Trecho:
****************************************
No início da
Quaresma de 2013, as palavras normalmente usadas na imposição das cinzas tomam
um significado todo especial por estarmos no Ano da Fé: “convertei-vos e crede
no Evangelho!”. A fé só é possível mediante uma conversão autêntica; e a fé,
por sua vez, leva a uma conversão sempre mais aprofundada.
É por isso que a
Igreja nos recorda essas palavras do início da vida pública de Jesus, quando
ele anunciava a chegada do Reino de Deus em sua pessoa e com sua pregação. A fé
sincera e confiante em Deus leva-nos a adequar nosso modo de viver a tudo
aquilo que decorre dessa adesão a Deus. Por sua vez, requer evitar e superar o
pecado, ou seja, tudo o que contradiz à dignidade dessa união com Deus.
A conversão é,
portanto, a atitude sincera e coerente com a fé que professamos. Seria
verdadeira a fé de quem não se importa com a observância dos mandamentos da Lei
de Deus? Ou com a fraternidade, a justiça, a caridade, o perdão e o respeito à
própria dignidade e à do próximo? Fé e conversão andam juntas. A conversão é
decorrência necessária da fé.
Durante esta
Quaresma, somos convidados especialmente a uma conversão “de fé”, ou seja, de
aprofundamento e firmeza na fé. Nada de novo há nisso, pois o apelo à fé, para
uma maior fidelidade, operosidade e fecundidade da fé, já faz parte da própria
dinâmica da Quaresma, que culmina na renovação das promessas batismais e da
profissão da fé católica na Vigília Pascal.
No entanto, um
dos objetivos do Ano da Fé também é pedir perdão a Deus e à Igreja pelas
infidelidades à fé batismal, pela frieza, superficialidade e a pouca
importância que talvez estejamos dando à nossa fé, pelo abandono ou até pela
apostasia da fé. Não é raro haver discordâncias abertas em relação a verdades
da fé professadas pela Igreja no Creio... A infidelidade à fé da Igreja, ou seu
completo abandono, são problemas preocupantes e perdas graves na vida de uma
pessoa. Isso só é compreensível pelo pouco conhecimento da própria fé; só se
ama e valoriza o que se conhece!
****************************************
Material de origem:
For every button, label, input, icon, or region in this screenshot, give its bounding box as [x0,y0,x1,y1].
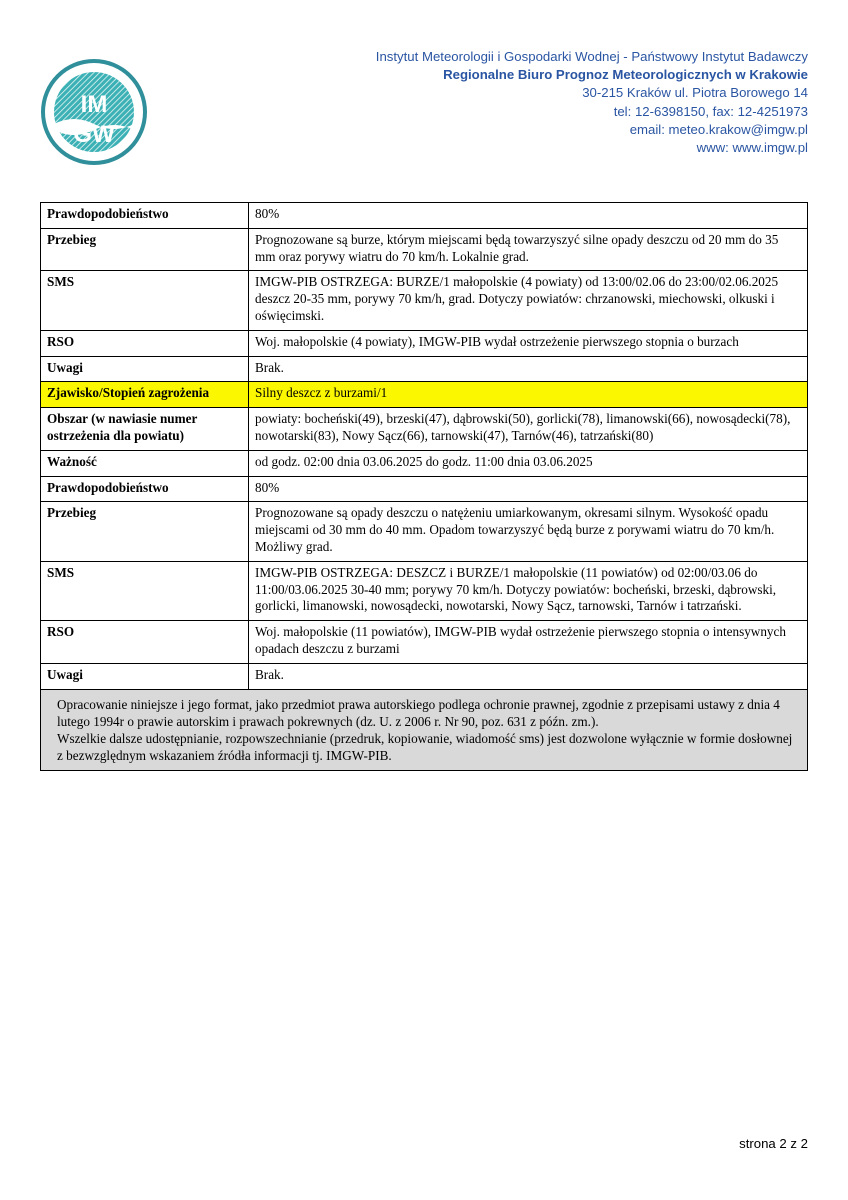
****************************************
Enunciado: Copie o trecho sobre a Quaresma de “É por isso que” a “união com Deus.”, trocando “pecado” por “erro”.

Resolução:
É por isso que a
Igreja nos recorda essas palavras do início da vida pública de Jesus, quando
ele anunciava a chegada do Reino de Deus em sua pessoa e com sua pregação. A fé
sincera e confiante em Deus leva-nos a adequar nosso modo de viver a tudo
aquilo que decorre dessa adesão a Deus. Por sua vez, requer evitar e superar o
erro, ou seja, tudo o que contradiz à dignidade dessa união com Deus.